The exercise: Please answer from the text on Europe's refugee crisis: which countries have thousands of refugees already left?

Quoted text:
The crisis rocking Europe may destroy everything that has been so painstakingly built over the past 40 years. No one can say where the European project is headed and no one can predict when and if the uncontrollable inflow of refugees will ease.

Thousands of refugees have already left Syria, Iraq and Afghanistan. However, the flow may not stop at that. Imagine if, for example, Egypt failed – a country where the youth is being crushed by unemployment and could easily be lured by the sirens of extremism. What would happen then?

The European leadership is at a loss, because there appears to be no short-term or even medium-term solution to the problem. It is easy to say that the fragments of Syria and Iraq can be put back together again and the region can be rebuilt, but those with experience of such matters are not at all optimistic.

Available data:
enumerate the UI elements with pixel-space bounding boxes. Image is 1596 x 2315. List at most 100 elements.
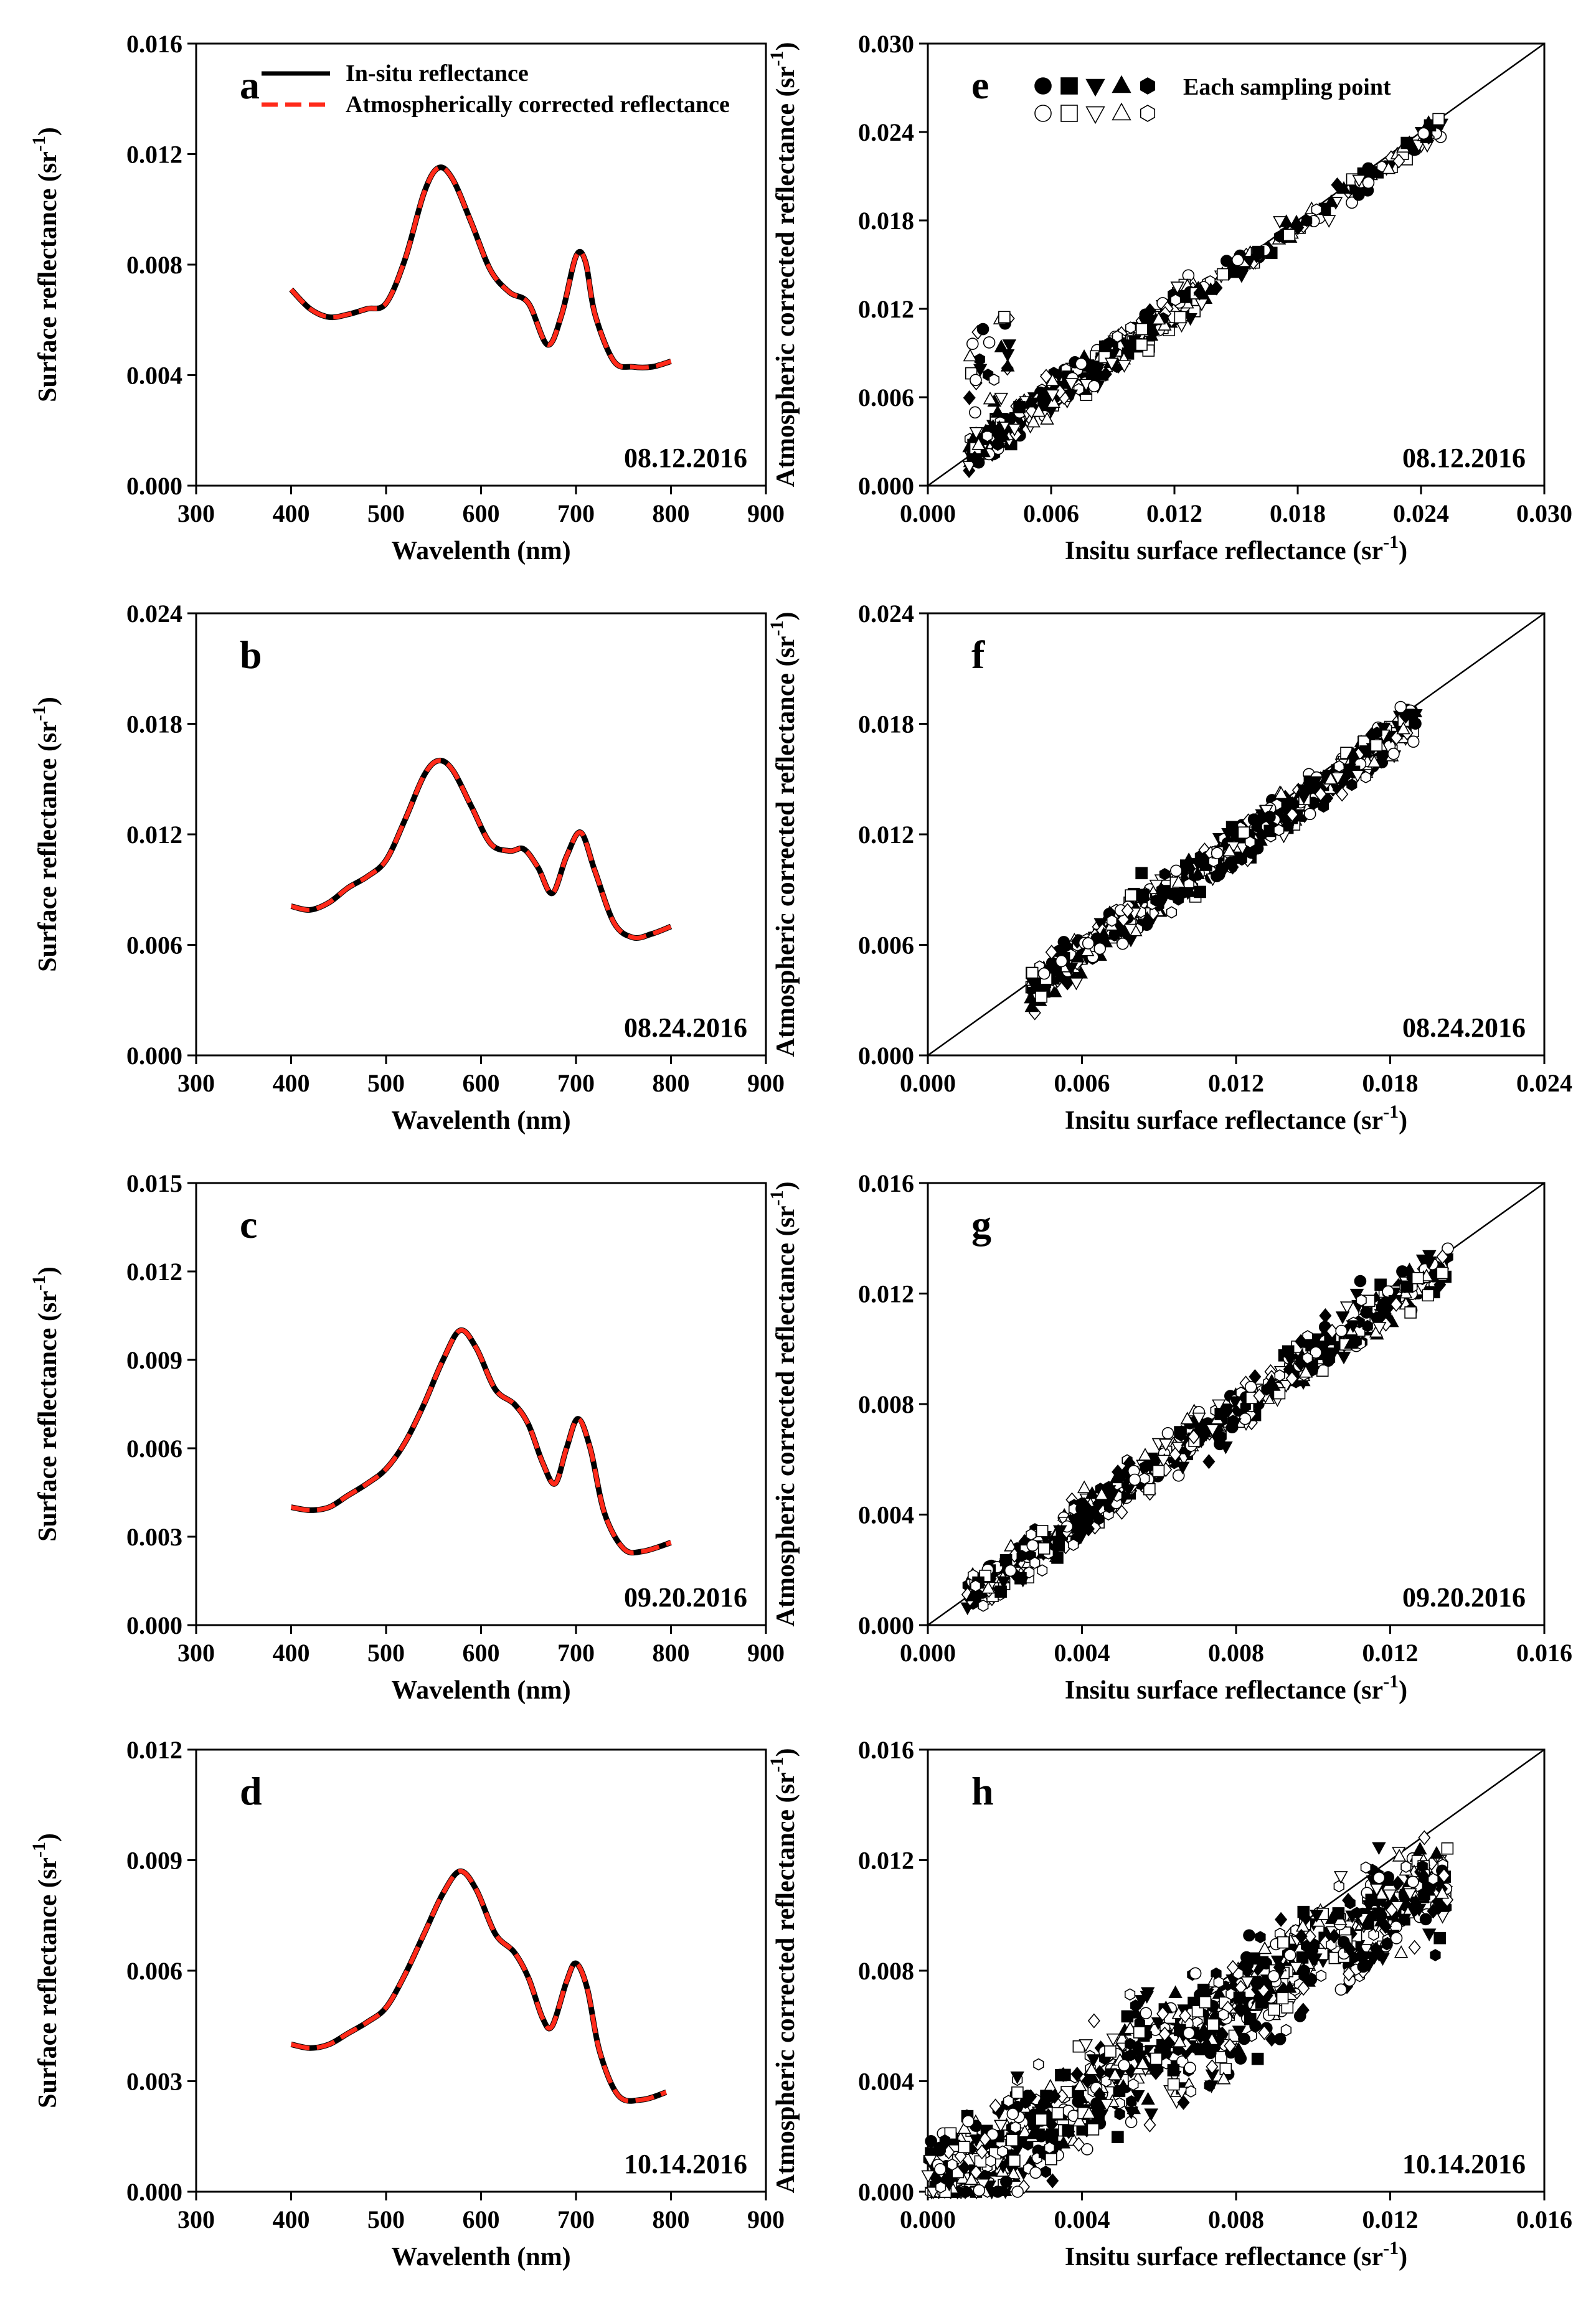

Result of this task: Syria, Iraq and Afghanistan.